Your instructions —
Repeat every line of the material, character for character.

— Begin Data supplied —

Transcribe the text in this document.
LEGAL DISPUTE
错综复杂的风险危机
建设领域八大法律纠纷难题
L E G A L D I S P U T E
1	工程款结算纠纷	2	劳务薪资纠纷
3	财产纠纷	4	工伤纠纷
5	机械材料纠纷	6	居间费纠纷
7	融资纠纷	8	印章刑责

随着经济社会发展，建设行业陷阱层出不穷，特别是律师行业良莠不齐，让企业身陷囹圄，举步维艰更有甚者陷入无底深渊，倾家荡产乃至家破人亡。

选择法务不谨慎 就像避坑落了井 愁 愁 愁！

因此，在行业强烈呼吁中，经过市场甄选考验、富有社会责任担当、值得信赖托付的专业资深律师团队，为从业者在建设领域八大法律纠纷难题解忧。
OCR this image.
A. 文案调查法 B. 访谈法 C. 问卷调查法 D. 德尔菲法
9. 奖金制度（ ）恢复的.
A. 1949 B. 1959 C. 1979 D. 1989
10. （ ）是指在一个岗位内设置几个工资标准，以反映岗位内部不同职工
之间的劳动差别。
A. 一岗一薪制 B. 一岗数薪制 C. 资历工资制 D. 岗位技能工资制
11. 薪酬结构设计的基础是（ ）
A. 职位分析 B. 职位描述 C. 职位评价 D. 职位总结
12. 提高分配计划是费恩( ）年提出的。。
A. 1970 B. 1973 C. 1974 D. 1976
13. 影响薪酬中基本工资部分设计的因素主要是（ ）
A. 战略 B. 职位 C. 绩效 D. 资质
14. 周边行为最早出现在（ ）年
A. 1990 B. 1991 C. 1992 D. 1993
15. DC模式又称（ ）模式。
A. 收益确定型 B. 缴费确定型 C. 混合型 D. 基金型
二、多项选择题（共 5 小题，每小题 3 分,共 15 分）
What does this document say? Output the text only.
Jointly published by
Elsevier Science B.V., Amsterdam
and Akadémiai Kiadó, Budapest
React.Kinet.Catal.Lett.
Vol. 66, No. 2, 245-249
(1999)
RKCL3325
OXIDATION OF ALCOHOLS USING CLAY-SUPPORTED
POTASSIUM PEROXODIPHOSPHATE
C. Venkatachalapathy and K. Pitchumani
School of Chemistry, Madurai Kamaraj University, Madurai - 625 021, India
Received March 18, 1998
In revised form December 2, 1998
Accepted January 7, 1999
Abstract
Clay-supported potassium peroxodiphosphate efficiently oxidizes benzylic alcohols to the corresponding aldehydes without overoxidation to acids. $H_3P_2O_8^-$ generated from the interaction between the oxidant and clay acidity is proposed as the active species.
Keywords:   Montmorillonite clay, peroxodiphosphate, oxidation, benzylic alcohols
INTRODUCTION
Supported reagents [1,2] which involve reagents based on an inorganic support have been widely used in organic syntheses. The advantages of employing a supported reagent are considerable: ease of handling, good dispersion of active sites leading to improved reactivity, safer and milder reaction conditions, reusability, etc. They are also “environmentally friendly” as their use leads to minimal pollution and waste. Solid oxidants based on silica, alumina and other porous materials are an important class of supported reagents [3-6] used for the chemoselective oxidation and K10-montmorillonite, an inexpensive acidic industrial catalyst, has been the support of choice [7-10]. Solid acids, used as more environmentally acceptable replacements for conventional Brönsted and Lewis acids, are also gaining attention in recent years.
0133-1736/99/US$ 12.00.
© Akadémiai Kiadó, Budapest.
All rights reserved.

— End Data supplied —

Correct response —
Transcribe the text in this document.
LEGAL DISPUTE
错综复杂的风险危机
建设领域八大法律纠纷难题
L E G A L D I S P U T E
1	工程款结算纠纷	2	劳务薪资纠纷
3	财产纠纷	4	工伤纠纷
5	机械材料纠纷	6	居间费纠纷
7	融资纠纷	8	印章刑责

随着经济社会发展，建设行业陷阱层出不穷，特别是律师行业良莠不齐，让企业身陷囹圄，举步维艰更有甚者陷入无底深渊，倾家荡产乃至家破人亡。

选择法务不谨慎 就像避坑落了井 愁 愁 愁！

因此，在行业强烈呼吁中，经过市场甄选考验、富有社会责任担当、值得信赖托付的专业资深律师团队，为从业者在建设领域八大法律纠纷难题解忧。
OCR this image.
A. 文案调查法 B. 访谈法 C. 问卷调查法 D. 德尔菲法
9. 奖金制度（ ）恢复的.
A. 1949 B. 1959 C. 1979 D. 1989
10. （ ）是指在一个岗位内设置几个工资标准，以反映岗位内部不同职工
之间的劳动差别。
A. 一岗一薪制 B. 一岗数薪制 C. 资历工资制 D. 岗位技能工资制
11. 薪酬结构设计的基础是（ ）
A. 职位分析 B. 职位描述 C. 职位评价 D. 职位总结
12. 提高分配计划是费恩( ）年提出的。。
A. 1970 B. 1973 C. 1974 D. 1976
13. 影响薪酬中基本工资部分设计的因素主要是（ ）
A. 战略 B. 职位 C. 绩效 D. 资质
14. 周边行为最早出现在（ ）年
A. 1990 B. 1991 C. 1992 D. 1993
15. DC模式又称（ ）模式。
A. 收益确定型 B. 缴费确定型 C. 混合型 D. 基金型
二、多项选择题（共 5 小题，每小题 3 分,共 15 分）
What does this document say? Output the text only.
Jointly published by
Elsevier Science B.V., Amsterdam
and Akadémiai Kiadó, Budapest
React.Kinet.Catal.Lett.
Vol. 66, No. 2, 245-249
(1999)
RKCL3325
OXIDATION OF ALCOHOLS USING CLAY-SUPPORTED
POTASSIUM PEROXODIPHOSPHATE
C. Venkatachalapathy and K. Pitchumani
School of Chemistry, Madurai Kamaraj University, Madurai - 625 021, India
Received March 18, 1998
In revised form December 2, 1998
Accepted January 7, 1999
Abstract
Clay-supported potassium peroxodiphosphate efficiently oxidizes benzylic alcohols to the corresponding aldehydes without overoxidation to acids. $H_3P_2O_8^-$ generated from the interaction between the oxidant and clay acidity is proposed as the active species.
Keywords:   Montmorillonite clay, peroxodiphosphate, oxidation, benzylic alcohols
INTRODUCTION
Supported reagents [1,2] which involve reagents based on an inorganic support have been widely used in organic syntheses. The advantages of employing a supported reagent are considerable: ease of handling, good dispersion of active sites leading to improved reactivity, safer and milder reaction conditions, reusability, etc. They are also “environmentally friendly” as their use leads to minimal pollution and waste. Solid oxidants based on silica, alumina and other porous materials are an important class of supported reagents [3-6] used for the chemoselective oxidation and K10-montmorillonite, an inexpensive acidic industrial catalyst, has been the support of choice [7-10]. Solid acids, used as more environmentally acceptable replacements for conventional Brönsted and Lewis acids, are also gaining attention in recent years.
0133-1736/99/US$ 12.00.
© Akadémiai Kiadó, Budapest.
All rights reserved.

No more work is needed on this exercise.